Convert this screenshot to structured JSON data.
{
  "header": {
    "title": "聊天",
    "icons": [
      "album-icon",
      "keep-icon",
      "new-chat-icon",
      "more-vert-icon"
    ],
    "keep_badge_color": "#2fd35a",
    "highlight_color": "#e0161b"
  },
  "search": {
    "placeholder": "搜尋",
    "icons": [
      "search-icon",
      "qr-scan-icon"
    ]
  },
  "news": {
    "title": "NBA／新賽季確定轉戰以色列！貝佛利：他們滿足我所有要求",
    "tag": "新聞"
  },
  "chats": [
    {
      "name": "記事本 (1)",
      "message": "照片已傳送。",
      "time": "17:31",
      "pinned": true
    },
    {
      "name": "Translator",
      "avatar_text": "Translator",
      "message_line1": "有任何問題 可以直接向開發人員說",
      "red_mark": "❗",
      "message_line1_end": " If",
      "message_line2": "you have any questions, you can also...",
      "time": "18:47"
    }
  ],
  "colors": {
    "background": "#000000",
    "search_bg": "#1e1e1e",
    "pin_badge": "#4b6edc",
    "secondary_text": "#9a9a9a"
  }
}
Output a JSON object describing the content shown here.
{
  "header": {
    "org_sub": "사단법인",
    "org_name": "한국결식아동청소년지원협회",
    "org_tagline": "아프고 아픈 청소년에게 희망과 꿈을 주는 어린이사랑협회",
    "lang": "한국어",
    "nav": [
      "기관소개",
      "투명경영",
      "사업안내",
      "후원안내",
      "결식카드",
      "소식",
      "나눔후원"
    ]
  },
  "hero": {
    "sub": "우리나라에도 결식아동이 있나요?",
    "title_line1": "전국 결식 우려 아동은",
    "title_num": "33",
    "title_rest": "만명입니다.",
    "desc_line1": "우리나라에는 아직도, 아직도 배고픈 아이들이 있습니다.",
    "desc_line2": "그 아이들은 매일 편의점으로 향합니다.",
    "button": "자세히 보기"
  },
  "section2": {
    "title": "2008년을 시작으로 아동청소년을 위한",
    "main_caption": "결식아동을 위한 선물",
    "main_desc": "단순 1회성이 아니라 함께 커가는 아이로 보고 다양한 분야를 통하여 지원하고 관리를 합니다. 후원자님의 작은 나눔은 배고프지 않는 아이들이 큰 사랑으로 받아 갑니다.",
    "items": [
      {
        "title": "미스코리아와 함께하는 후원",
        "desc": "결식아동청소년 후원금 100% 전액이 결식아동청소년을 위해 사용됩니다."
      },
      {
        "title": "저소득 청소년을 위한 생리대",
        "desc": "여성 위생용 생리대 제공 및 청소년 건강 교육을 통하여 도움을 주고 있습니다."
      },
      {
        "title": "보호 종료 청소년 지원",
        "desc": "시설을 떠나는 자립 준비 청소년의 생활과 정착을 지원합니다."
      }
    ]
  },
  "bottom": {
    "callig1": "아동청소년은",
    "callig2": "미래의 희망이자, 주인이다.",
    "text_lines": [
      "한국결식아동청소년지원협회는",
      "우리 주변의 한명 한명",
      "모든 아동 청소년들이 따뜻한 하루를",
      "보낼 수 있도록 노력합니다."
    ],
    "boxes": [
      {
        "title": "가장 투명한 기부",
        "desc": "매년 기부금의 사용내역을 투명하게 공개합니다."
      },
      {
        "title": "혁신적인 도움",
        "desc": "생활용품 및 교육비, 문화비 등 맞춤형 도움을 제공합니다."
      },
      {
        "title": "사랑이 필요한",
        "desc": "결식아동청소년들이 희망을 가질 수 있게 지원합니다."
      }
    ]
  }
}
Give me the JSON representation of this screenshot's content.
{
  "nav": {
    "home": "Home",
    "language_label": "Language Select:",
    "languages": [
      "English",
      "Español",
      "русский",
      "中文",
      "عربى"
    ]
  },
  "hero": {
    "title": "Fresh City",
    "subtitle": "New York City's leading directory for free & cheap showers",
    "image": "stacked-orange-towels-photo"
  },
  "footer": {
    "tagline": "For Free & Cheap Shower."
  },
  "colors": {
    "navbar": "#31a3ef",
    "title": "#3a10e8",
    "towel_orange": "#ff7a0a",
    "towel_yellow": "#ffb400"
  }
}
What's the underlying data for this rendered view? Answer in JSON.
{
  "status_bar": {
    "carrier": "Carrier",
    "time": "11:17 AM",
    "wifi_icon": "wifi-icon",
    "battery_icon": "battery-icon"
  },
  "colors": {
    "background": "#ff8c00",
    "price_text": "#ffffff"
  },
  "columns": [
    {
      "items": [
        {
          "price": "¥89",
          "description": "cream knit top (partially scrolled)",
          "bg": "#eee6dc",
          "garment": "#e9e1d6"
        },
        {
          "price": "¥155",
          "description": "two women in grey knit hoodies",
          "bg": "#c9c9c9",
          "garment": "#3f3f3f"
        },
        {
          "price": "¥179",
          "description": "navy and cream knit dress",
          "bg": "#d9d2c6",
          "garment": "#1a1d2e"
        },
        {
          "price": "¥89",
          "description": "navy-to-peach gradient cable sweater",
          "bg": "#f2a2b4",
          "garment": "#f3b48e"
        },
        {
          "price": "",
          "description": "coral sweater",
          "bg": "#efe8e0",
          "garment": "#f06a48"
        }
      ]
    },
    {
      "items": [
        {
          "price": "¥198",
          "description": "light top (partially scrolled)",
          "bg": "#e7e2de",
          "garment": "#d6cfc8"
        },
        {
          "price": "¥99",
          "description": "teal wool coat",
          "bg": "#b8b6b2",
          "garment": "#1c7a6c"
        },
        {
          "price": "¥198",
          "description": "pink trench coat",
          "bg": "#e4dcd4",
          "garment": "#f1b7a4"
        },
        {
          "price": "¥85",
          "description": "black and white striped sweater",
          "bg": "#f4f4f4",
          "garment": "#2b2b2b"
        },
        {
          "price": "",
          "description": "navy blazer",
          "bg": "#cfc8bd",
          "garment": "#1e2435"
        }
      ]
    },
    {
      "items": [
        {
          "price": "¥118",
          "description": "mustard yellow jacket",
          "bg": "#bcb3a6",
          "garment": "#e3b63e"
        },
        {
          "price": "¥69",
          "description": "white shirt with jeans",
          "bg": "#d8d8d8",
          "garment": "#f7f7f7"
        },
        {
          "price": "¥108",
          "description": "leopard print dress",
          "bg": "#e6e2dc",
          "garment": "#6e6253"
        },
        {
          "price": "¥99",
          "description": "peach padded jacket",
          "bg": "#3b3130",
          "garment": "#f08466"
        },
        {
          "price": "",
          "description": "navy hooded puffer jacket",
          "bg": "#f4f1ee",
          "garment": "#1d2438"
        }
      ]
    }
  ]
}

→ **DO THIS**
Your task is to pick out every line with the string "City" and copy it.

→ **FULL ANSWER**
    "title": "Fresh City",
    "subtitle": "New York City's leading directory for free & cheap showers",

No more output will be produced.